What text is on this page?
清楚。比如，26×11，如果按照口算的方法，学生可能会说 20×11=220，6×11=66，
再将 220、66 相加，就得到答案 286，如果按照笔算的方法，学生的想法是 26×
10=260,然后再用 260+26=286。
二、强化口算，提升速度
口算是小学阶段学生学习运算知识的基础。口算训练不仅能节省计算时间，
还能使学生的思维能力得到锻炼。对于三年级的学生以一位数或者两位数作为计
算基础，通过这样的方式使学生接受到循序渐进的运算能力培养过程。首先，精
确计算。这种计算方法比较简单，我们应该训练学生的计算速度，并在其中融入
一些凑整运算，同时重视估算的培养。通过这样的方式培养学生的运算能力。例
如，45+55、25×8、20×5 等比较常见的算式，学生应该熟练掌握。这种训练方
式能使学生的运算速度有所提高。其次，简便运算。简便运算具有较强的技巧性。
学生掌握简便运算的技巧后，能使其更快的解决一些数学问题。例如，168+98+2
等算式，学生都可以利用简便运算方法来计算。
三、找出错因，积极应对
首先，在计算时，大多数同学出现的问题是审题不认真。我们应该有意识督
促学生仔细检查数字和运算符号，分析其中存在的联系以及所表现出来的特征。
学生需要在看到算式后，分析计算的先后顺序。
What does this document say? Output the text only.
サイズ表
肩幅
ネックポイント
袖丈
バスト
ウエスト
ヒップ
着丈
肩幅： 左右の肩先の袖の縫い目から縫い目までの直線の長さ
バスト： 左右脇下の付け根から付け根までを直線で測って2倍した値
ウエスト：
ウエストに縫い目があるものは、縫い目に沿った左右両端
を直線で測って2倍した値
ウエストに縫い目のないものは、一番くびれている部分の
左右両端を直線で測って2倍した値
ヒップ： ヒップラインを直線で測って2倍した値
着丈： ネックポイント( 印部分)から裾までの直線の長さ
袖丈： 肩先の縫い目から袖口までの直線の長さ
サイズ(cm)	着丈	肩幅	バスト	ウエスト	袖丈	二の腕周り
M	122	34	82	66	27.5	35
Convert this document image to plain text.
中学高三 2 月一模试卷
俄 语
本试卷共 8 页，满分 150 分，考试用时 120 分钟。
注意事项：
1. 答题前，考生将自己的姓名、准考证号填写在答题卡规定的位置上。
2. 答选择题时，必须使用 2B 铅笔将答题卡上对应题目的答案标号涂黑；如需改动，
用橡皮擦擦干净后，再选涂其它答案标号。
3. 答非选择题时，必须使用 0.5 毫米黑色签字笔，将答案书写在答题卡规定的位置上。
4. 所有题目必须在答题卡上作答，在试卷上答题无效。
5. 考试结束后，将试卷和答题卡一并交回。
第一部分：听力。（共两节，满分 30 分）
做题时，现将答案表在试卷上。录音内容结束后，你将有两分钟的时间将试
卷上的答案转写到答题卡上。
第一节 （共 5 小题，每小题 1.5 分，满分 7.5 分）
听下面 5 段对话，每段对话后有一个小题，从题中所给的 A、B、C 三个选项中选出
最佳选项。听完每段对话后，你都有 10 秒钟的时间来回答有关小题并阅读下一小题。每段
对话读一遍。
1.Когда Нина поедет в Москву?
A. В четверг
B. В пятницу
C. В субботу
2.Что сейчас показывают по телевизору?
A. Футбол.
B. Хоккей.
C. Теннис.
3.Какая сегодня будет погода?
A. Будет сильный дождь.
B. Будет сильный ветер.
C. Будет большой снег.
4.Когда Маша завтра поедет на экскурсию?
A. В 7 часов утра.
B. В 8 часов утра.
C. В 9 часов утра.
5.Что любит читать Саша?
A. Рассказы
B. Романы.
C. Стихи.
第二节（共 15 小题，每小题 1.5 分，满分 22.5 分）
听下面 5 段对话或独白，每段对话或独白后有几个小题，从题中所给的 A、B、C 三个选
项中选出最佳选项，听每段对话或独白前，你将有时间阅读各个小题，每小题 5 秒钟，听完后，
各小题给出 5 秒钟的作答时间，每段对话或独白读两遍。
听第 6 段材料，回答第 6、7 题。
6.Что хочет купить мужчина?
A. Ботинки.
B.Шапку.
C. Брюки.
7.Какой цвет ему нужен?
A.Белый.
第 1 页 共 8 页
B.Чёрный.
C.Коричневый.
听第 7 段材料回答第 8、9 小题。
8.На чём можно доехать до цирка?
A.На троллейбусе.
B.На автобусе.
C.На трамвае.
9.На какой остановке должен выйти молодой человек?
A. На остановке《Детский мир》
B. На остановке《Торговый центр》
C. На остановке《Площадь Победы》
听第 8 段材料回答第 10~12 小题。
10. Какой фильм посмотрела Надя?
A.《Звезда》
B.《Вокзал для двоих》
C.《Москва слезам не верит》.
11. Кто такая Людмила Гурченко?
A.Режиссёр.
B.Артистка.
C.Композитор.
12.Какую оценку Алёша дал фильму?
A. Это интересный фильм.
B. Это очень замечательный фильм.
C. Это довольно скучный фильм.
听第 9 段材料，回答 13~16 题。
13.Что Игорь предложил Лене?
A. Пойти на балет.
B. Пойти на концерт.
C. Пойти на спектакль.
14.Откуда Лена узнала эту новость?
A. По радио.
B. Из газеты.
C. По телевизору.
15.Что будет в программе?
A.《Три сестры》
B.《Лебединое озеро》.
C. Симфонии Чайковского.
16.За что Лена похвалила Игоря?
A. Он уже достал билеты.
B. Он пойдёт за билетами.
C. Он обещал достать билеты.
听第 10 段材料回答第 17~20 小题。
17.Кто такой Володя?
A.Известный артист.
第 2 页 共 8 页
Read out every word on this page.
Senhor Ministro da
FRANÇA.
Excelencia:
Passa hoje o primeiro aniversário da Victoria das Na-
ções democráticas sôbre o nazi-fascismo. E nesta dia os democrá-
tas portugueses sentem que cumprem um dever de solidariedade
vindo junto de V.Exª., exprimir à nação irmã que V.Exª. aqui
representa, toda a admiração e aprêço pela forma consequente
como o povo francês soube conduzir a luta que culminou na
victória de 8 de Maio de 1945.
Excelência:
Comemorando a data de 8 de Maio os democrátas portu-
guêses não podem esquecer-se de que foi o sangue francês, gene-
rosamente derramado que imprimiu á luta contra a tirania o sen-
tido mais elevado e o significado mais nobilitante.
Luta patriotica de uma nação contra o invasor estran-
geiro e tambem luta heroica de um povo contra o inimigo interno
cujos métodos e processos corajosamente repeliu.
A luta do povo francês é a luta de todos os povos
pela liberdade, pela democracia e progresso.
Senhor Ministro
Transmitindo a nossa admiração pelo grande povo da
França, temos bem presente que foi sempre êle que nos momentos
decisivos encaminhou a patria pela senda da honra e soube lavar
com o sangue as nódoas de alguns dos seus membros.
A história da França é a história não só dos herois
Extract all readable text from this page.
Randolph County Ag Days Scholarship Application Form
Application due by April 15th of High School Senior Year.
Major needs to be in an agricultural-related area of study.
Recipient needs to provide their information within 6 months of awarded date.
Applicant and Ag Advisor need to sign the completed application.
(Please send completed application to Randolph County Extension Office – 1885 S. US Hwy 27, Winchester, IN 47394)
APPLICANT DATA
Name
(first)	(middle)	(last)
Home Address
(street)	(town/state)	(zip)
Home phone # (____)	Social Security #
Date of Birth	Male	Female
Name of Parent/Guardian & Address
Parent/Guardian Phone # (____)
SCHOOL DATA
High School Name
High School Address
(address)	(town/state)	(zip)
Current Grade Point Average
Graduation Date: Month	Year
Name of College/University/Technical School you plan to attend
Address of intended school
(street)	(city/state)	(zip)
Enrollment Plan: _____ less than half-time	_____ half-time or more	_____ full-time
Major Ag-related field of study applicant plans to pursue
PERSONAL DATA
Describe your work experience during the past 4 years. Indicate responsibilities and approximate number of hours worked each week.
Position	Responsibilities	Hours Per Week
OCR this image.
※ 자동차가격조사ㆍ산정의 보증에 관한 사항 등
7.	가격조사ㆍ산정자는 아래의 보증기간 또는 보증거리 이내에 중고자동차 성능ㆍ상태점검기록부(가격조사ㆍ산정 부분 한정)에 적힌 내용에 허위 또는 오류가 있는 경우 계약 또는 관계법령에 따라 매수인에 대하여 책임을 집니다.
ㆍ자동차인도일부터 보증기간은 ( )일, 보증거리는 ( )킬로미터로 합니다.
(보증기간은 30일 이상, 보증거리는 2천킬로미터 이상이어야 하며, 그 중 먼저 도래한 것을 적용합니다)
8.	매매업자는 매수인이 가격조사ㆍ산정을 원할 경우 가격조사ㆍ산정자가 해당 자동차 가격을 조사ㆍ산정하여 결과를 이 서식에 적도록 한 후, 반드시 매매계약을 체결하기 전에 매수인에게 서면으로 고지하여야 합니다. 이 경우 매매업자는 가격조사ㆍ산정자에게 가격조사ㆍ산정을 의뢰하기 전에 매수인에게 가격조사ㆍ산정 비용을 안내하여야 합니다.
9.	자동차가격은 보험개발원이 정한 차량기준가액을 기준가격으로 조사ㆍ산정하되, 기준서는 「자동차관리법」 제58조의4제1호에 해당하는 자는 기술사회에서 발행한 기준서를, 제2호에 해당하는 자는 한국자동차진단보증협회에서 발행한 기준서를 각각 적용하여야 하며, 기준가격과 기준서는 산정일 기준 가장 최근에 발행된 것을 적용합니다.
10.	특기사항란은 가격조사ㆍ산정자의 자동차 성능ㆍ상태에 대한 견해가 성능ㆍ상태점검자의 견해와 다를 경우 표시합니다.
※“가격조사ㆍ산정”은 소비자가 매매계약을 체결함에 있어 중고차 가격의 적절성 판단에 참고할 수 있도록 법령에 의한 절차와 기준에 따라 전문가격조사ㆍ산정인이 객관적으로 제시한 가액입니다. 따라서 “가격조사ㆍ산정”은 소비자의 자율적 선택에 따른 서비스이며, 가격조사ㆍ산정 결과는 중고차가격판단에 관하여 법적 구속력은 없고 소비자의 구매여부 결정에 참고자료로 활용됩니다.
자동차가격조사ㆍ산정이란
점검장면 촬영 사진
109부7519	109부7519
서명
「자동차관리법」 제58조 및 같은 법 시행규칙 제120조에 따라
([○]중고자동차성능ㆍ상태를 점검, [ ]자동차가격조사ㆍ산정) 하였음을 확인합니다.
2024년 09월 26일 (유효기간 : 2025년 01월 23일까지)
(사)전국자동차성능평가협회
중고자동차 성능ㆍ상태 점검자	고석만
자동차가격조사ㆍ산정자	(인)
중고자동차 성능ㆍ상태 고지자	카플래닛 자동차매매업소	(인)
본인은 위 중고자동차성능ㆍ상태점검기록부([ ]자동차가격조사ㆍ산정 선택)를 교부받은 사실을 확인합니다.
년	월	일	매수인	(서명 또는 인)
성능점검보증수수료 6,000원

→ What to work on: Find the word "admiração" in the entries above and gather every line that holds it.

→ Written answer:
representa, toda a admiração e aprêço pela forma consequente
Transmitindo a nossa admiração pelo grande povo da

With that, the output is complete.